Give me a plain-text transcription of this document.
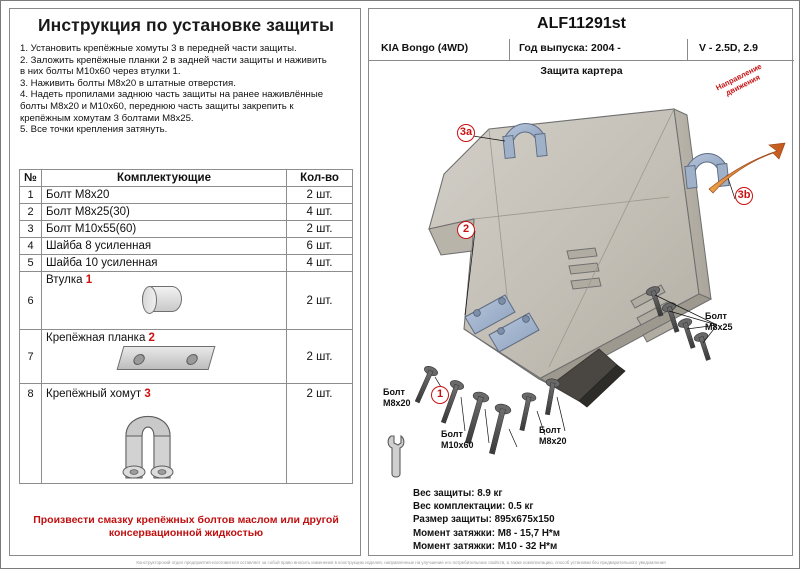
Инструкция по установке защиты
1. Установить крепёжные хомуты 3 в передней части защиты.
2. Заложить крепёжные планки 2 в задней части защиты и наживить
в них болты М10х60 через втулки 1.
3. Наживить болты М8х20 в штатные отверстия.
4. Надеть пропилами заднюю часть защиты на ранее наживлённые
болты М8х20 и М10х60, переднюю часть защиты закрепить к
крепёжным хомутам 3 болтами М8х25.
5. Все точки крепления затянуть.
№	Комплектующие	Кол-во
1	Болт М8х20	2 шт.
2	Болт М8х25(30)	4 шт.
3	Болт М10х55(60)	2 шт.
4	Шайба 8 усиленная	6 шт.
5	Шайба 10 усиленная	4 шт.
6	Втулка 1	2 шт.
7	Крепёжная планка 2	2 шт.
8	Крепёжный хомут 3	2 шт.
Произвести смазку крепёжных болтов маслом или другой
консервационной жидкостью
ALF11291st
KIA Bongo (4WD)	Год выпуска: 2004 -	V - 2.5D, 2.9
Защита картера
3a
3b
2
1
Болт
М8х25
Болт
М8х20
Болт
М10х60
Болт
М8х20
Направление движения
Вес защиты: 8.9 кг
Вес комплектации: 0.5 кг
Размер защиты: 895х675х150
Момент затяжки: М8 - 15,7 Н*м
Момент затяжки: М10 - 32 Н*м
Конструкторский отдел предприятия-изготовителя оставляет за собой право вносить изменения в конструкцию изделия, направленные на улучшение его потребительских свойств, а также комплектацию, способ установки без предварительного уведомления
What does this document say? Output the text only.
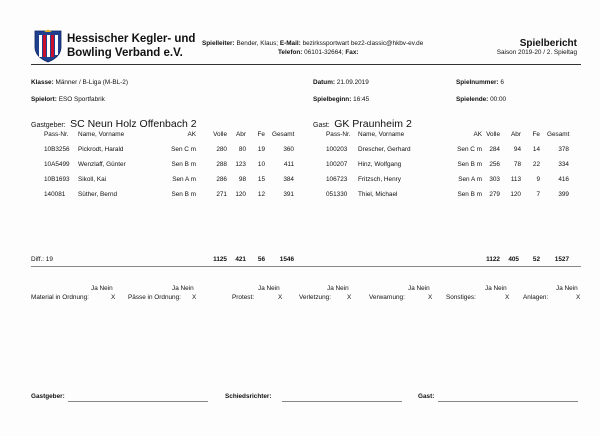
Hessischer Kegler- und
Bowling Verband e.V.
Spielleiter: Bender, Klaus; E-Mail: bezirkssportwart bez2-classic@hkbv-ev.de
Telefon: 06101-32664; Fax:
Spielbericht
Saison 2019-20 / 2. Spieltag
Klasse: Männer / B-Liga (M-BL-2)	Datum: 21.09.2019	Spielnummer: 6
Spielort: ESO Sportfabrik	Spielbeginn: 16:45	Spielende: 00:00
Gastgeber: SC Neun Holz Offenbach 2	Gast: GK Praunheim 2
Pass-Nr.	Name, Vorname	AK	Volle	Abr	Fe Gesamt
10B3256	Pickrodt, Harald	Sen C m	280	80	19	360
10A5499	Wenzlaff, Günter	Sen B m	288	123	10	411
10B1693	Sikoll, Kai	Sen A m	286	98	15	384
140081	Süther, Bernd	Sen B m	271	120	12	391
Pass-Nr.	Name, Vorname	AK Volle	Abr	Fe Gesamt
100203	Drescher, Gerhard	Sen C m	284	94	14	378
100207	Hinz, Wolfgang	Sen B m	256	78	22	334
106723	Fritzsch, Henry	Sen A m	303	113	9	416
051330	Thiel, Michael	Sen B m	279	120	7	399
Diff.: 19	1125	421	56	1546	1122	405	52	1527
Ja Nein
Material in Ordnung:	X
Ja Nein
Pässe in Ordnung: X
Ja Nein
Protest:	X
Ja Nein
Verletzung:	X
Ja Nein
Verwarnung:	X
Ja Nein
Sonstiges:	X
Ja Nein
Anlagen:	X
Gastgeber:	Schiedsrichter:	Gast:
^^^^
*The exercise*
Omit the pictures and reproduce the listing exactly.

*Reply to the task*
Give me a plain-text transcription of this document.
Инструкция по установке защиты
1. Установить крепёжные хомуты 3 в передней части защиты.
2. Заложить крепёжные планки 2 в задней части защиты и наживить
в них болты М10х60 через втулки 1.
3. Наживить болты М8х20 в штатные отверстия.
4. Надеть пропилами заднюю часть защиты на ранее наживлённые
болты М8х20 и М10х60, переднюю часть защиты закрепить к
крепёжным хомутам 3 болтами М8х25.
5. Все точки крепления затянуть.
№	Комплектующие	Кол-во
1	Болт М8х20	2 шт.
2	Болт М8х25(30)	4 шт.
3	Болт М10х55(60)	2 шт.
4	Шайба 8 усиленная	6 шт.
5	Шайба 10 усиленная	4 шт.
6	Втулка 1	2 шт.
7	Крепёжная планка 2	2 шт.
8	Крепёжный хомут 3	2 шт.
Произвести смазку крепёжных болтов маслом или другой
консервационной жидкостью
ALF11291st
KIA Bongo (4WD)	Год выпуска: 2004 -	V - 2.5D, 2.9
Защита картера
3a
3b
2
1
Болт
М8х25
Болт
М8х20
Болт
М10х60
Болт
М8х20
Направление движения
Вес защиты: 8.9 кг
Вес комплектации: 0.5 кг
Размер защиты: 895х675х150
Момент затяжки: М8 - 15,7 Н*м
Момент затяжки: М10 - 32 Н*м
Конструкторский отдел предприятия-изготовителя оставляет за собой право вносить изменения в конструкцию изделия, направленные на улучшение его потребительских свойств, а также комплектацию, способ установки без предварительного уведомления
What does this document say? Output the text only.
Hessischer Kegler- und
Bowling Verband e.V.
Spielleiter: Bender, Klaus; E-Mail: bezirkssportwart bez2-classic@hkbv-ev.de
Telefon: 06101-32664; Fax:
Spielbericht
Saison 2019-20 / 2. Spieltag
Klasse: Männer / B-Liga (M-BL-2)	Datum: 21.09.2019	Spielnummer: 6
Spielort: ESO Sportfabrik	Spielbeginn: 16:45	Spielende: 00:00
Gastgeber: SC Neun Holz Offenbach 2	Gast: GK Praunheim 2
Pass-Nr.	Name, Vorname	AK	Volle	Abr	Fe Gesamt
10B3256	Pickrodt, Harald	Sen C m	280	80	19	360
10A5499	Wenzlaff, Günter	Sen B m	288	123	10	411
10B1693	Sikoll, Kai	Sen A m	286	98	15	384
140081	Süther, Bernd	Sen B m	271	120	12	391
Pass-Nr.	Name, Vorname	AK Volle	Abr	Fe Gesamt
100203	Drescher, Gerhard	Sen C m	284	94	14	378
100207	Hinz, Wolfgang	Sen B m	256	78	22	334
106723	Fritzsch, Henry	Sen A m	303	113	9	416
051330	Thiel, Michael	Sen B m	279	120	7	399
Diff.: 19	1125	421	56	1546	1122	405	52	1527
Ja Nein
Material in Ordnung:	X
Ja Nein
Pässe in Ordnung: X
Ja Nein
Protest:	X
Ja Nein
Verletzung:	X
Ja Nein
Verwarnung:	X
Ja Nein
Sonstiges:	X
Ja Nein
Anlagen:	X
Gastgeber:	Schiedsrichter:	Gast:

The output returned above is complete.